Stated problem:
In the entries below, find the lines that contain the word "content" and copy them.
[Working data start]
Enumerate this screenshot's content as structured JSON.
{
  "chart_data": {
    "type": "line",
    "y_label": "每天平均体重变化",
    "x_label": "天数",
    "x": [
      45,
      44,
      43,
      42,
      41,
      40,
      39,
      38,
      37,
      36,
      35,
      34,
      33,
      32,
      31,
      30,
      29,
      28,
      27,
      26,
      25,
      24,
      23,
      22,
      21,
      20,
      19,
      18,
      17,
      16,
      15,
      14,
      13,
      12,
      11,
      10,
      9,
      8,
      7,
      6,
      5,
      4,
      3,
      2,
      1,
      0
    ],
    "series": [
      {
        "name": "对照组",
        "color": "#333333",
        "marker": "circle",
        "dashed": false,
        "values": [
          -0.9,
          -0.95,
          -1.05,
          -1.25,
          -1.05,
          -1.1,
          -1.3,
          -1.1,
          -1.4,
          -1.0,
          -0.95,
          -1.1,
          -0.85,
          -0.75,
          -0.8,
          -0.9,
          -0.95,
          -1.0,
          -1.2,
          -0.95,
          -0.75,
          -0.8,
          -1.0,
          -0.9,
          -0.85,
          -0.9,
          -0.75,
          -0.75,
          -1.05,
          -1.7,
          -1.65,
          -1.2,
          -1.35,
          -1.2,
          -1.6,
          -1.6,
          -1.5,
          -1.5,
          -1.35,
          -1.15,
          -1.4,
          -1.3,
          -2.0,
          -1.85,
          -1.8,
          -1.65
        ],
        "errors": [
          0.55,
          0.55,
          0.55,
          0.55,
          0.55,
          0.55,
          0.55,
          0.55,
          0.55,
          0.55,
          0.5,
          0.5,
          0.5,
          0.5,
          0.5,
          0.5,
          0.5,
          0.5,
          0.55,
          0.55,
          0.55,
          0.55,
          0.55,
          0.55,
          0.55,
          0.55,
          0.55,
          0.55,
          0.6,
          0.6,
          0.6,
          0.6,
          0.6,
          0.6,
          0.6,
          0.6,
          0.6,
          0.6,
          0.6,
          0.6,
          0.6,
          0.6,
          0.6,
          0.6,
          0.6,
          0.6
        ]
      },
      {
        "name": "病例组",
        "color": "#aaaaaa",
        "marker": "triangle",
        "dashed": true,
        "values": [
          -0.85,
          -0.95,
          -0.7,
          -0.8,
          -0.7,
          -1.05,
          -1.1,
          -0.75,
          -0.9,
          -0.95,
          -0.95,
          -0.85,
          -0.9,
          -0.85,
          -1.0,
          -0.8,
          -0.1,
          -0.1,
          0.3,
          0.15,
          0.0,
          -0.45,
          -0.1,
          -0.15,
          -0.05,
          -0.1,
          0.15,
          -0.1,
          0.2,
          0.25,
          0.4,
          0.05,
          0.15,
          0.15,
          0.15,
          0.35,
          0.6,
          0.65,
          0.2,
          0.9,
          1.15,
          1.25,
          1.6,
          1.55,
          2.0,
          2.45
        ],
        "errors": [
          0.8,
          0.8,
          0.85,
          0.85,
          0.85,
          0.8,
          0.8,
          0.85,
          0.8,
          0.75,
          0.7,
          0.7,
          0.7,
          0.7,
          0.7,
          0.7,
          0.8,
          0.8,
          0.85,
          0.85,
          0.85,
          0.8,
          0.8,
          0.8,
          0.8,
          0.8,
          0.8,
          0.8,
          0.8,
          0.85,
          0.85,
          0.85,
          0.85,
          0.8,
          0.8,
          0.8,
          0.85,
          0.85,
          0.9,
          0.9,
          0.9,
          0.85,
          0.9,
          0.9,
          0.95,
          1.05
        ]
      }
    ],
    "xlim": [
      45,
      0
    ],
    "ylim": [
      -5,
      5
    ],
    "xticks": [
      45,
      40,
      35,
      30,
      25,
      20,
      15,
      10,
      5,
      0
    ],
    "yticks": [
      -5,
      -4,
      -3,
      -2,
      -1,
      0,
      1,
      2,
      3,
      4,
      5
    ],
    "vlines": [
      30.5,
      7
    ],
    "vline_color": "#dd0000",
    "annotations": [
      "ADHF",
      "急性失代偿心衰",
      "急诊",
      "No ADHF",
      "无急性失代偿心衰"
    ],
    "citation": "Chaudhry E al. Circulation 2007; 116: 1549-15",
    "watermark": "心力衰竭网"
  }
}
[Working data end]
[Working data start]
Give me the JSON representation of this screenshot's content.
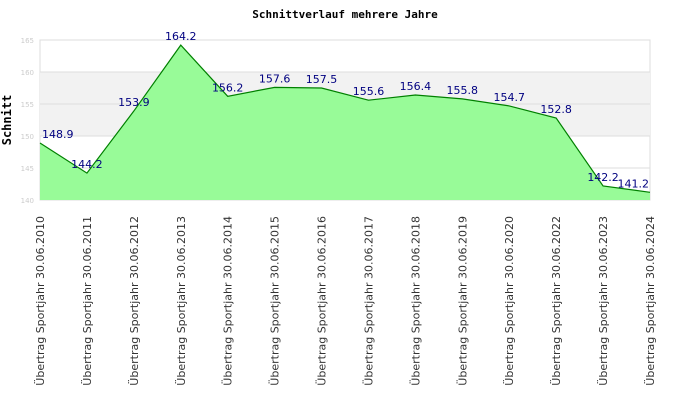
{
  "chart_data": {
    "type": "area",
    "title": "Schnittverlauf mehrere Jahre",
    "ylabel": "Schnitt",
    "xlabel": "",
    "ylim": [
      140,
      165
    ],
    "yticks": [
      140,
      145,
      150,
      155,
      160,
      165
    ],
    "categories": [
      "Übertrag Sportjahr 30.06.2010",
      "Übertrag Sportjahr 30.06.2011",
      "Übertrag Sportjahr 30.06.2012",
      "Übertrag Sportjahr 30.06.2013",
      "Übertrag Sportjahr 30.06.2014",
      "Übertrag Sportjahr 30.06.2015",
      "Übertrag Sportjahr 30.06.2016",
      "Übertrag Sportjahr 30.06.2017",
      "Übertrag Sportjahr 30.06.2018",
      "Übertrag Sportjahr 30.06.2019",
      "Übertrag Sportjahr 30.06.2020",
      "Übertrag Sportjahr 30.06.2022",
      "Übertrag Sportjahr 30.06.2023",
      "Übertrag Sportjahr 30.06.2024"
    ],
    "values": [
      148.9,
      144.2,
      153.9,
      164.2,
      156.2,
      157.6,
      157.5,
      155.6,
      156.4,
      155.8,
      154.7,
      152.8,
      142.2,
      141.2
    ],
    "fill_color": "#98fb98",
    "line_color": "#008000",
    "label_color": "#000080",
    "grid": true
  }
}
[Working data end]
Result for this exercise:
Enumerate this screenshot's content as structured JSON.
Give me the JSON representation of this screenshot's content.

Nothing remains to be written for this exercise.